DIRECTIONS FOR THIS TASK
Take from the listing each line that has the string "rango".

(Recorded data)
-- begin --
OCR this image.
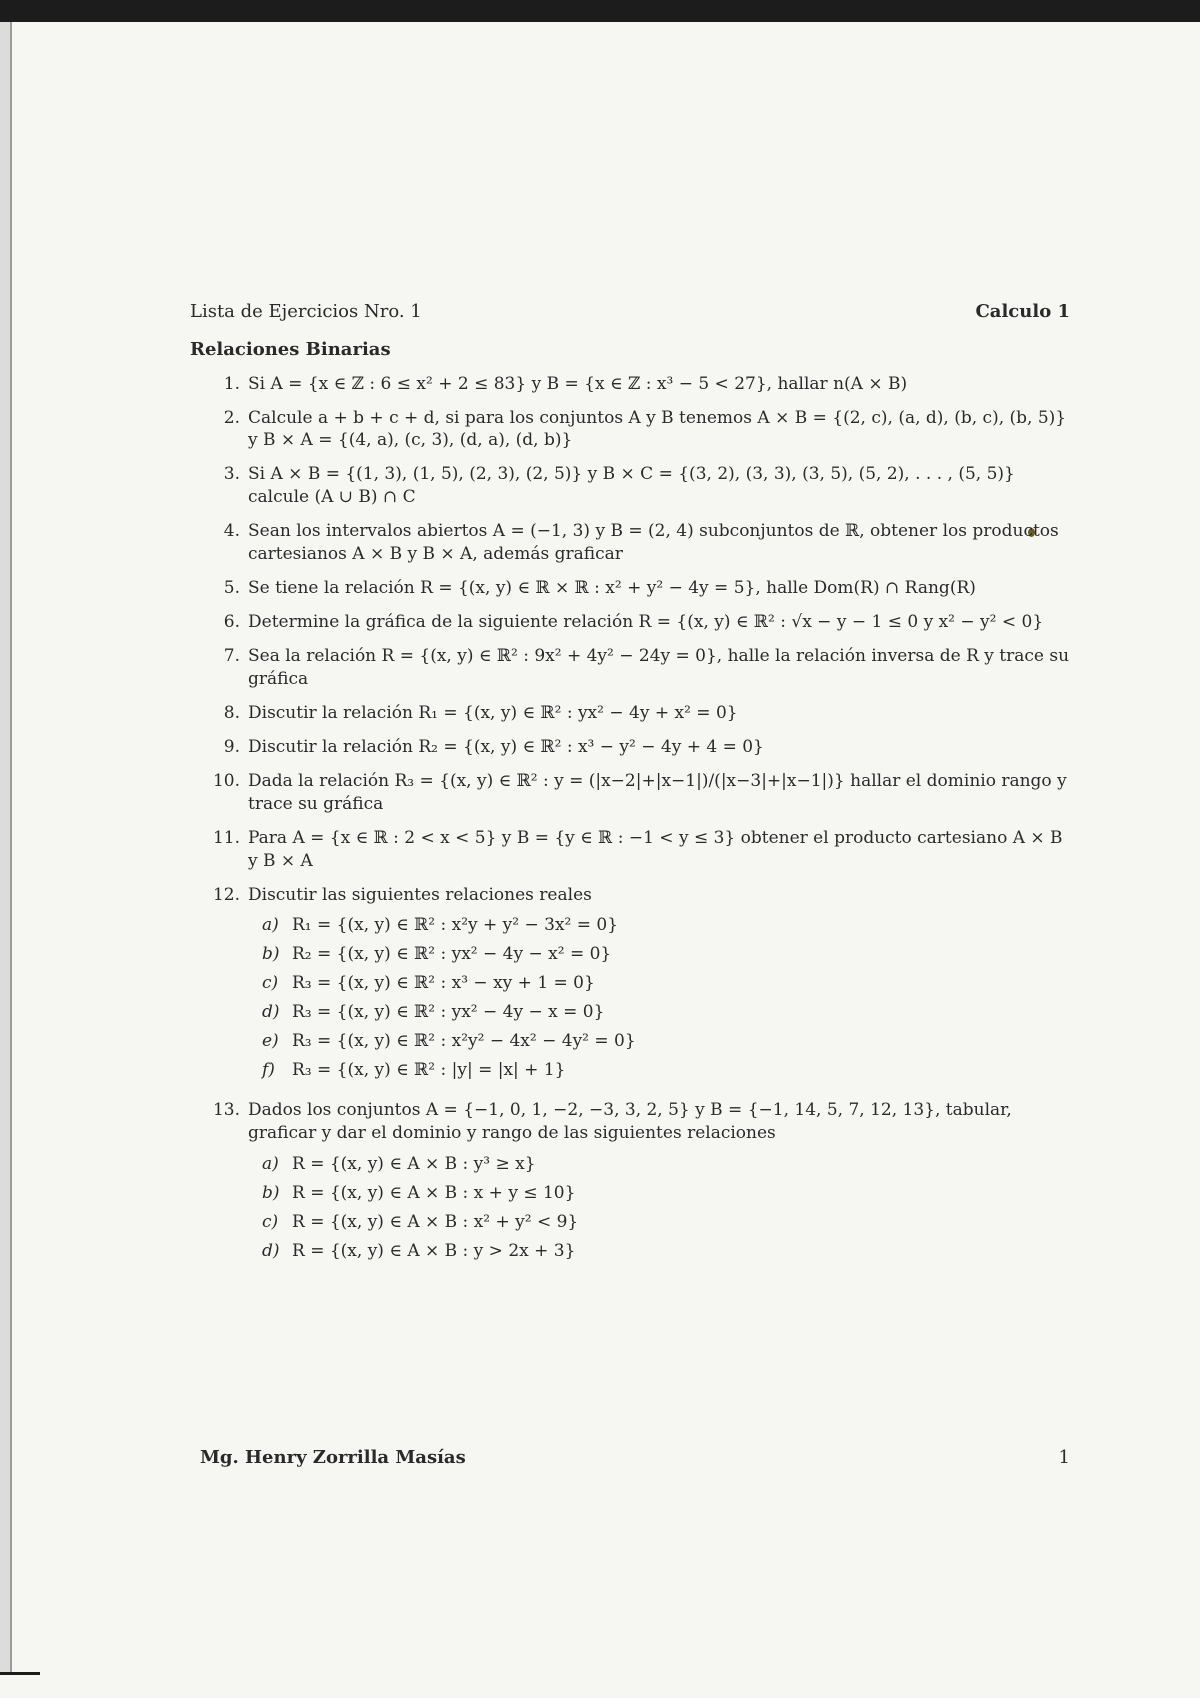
Lista de Ejercicios Nro. 1	Calculo 1
Relaciones Binarias
1. Si A = {x ∈ ℤ : 6 ≤ x² + 2 ≤ 83} y B = {x ∈ ℤ : x³ − 5 < 27}, hallar n(A × B)
2. Calcule a + b + c + d, si para los conjuntos A y B tenemos A × B = {(2, c), (a, d), (b, c), (b, 5)} y B × A = {(4, a), (c, 3), (d, a), (d, b)}
3. Si A × B = {(1, 3), (1, 5), (2, 3), (2, 5)} y B × C = {(3, 2), (3, 3), (3, 5), (5, 2), . . . , (5, 5)} calcule (A ∪ B) ∩ C
4. Sean los intervalos abiertos A = (−1, 3) y B = (2, 4) subconjuntos de ℝ, obtener los productos cartesianos A × B y B × A, además graficar
5. Se tiene la relación R = {(x, y) ∈ ℝ × ℝ : x² + y² − 4y = 5}, halle Dom(R) ∩ Rang(R)
6. Determine la gráfica de la siguiente relación R = {(x, y) ∈ ℝ² : √x − y − 1 ≤ 0 y x² − y² < 0}
7. Sea la relación R = {(x, y) ∈ ℝ² : 9x² + 4y² − 24y = 0}, halle la relación inversa de R y trace su gráfica
8. Discutir la relación R₁ = {(x, y) ∈ ℝ² : yx² − 4y + x² = 0}
9. Discutir la relación R₂ = {(x, y) ∈ ℝ² : x³ − y² − 4y + 4 = 0}
10. Dada la relación R₃ = {(x, y) ∈ ℝ² : y = (|x−2|+|x−1|)/(|x−3|+|x−1|)} hallar el dominio rango y trace su gráfica
11. Para A = {x ∈ ℝ : 2 < x < 5} y B = {y ∈ ℝ : −1 < y ≤ 3} obtener el producto cartesiano A × B y B × A
12. Discutir las siguientes relaciones reales
a) R₁ = {(x, y) ∈ ℝ² : x²y + y² − 3x² = 0}
b) R₂ = {(x, y) ∈ ℝ² : yx² − 4y − x² = 0}
c) R₃ = {(x, y) ∈ ℝ² : x³ − xy + 1 = 0}
d) R₃ = {(x, y) ∈ ℝ² : yx² − 4y − x = 0}
e) R₃ = {(x, y) ∈ ℝ² : x²y² − 4x² − 4y² = 0}
f) R₃ = {(x, y) ∈ ℝ² : |y| = |x| + 1}
13. Dados los conjuntos A = {−1, 0, 1, −2, −3, 3, 2, 5} y B = {−1, 14, 5, 7, 12, 13}, tabular, graficar y dar el dominio y rango de las siguientes relaciones
a) R = {(x, y) ∈ A × B : y³ ≥ x}
b) R = {(x, y) ∈ A × B : x + y ≤ 10}
c) R = {(x, y) ∈ A × B : x² + y² < 9}
d) R = {(x, y) ∈ A × B : y > 2x + 3}
Mg. Henry Zorrilla Masías	1
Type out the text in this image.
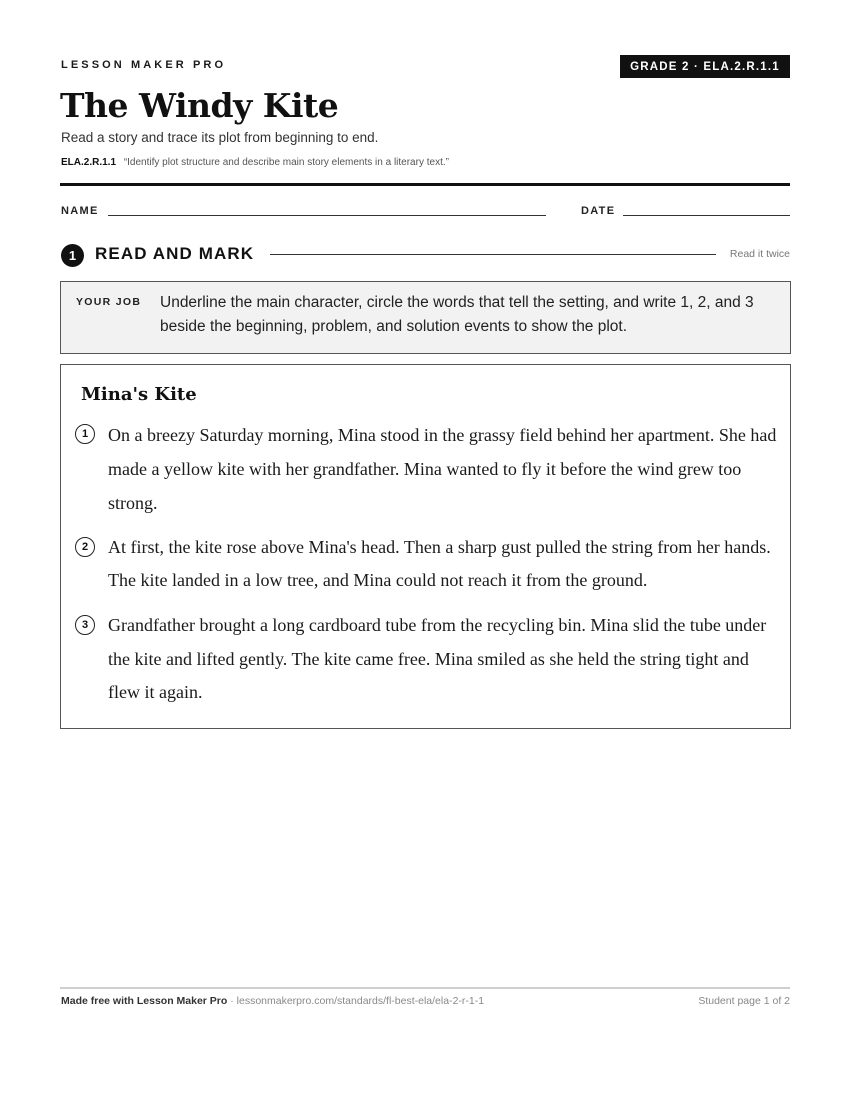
LESSON MAKER PRO	GRADE 2 · ELA.2.R.1.1
The Windy Kite
Read a story and trace its plot from beginning to end.
ELA.2.R.1.1 “Identify plot structure and describe main story elements in a literary text.”
NAME	DATE
1	READ AND MARK	Read it twice
YOUR JOB Underline the main character, circle the words that tell the setting, and write 1, 2, and 3 beside the beginning, problem, and solution events to show the plot.
Mina's Kite
1	On a breezy Saturday morning, Mina stood in the grassy field behind her apartment. She had made a yellow kite with her grandfather. Mina wanted to fly it before the wind grew too strong.
2	At first, the kite rose above Mina's head. Then a sharp gust pulled the string from her hands. The kite landed in a low tree, and Mina could not reach it from the ground.
3	Grandfather brought a long cardboard tube from the recycling bin. Mina slid the tube under the kite and lifted gently. The kite came free. Mina smiled as she held the string tight and flew it again.
Made free with Lesson Maker Pro · lessonmakerpro.com/standards/fl-best-ela/ela-2-r-1-1	Student page 1 of 2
-- end --
RESULT FOR THIS TASK
10. Dada la relación R₃ = {(x, y) ∈ ℝ² : y = (|x−2|+|x−1|)/(|x−3|+|x−1|)} hallar el dominio rango y trace su gráfica
13. Dados los conjuntos A = {−1, 0, 1, −2, −3, 3, 2, 5} y B = {−1, 14, 5, 7, 12, 13}, tabular, graficar y dar el dominio y rango de las siguientes relaciones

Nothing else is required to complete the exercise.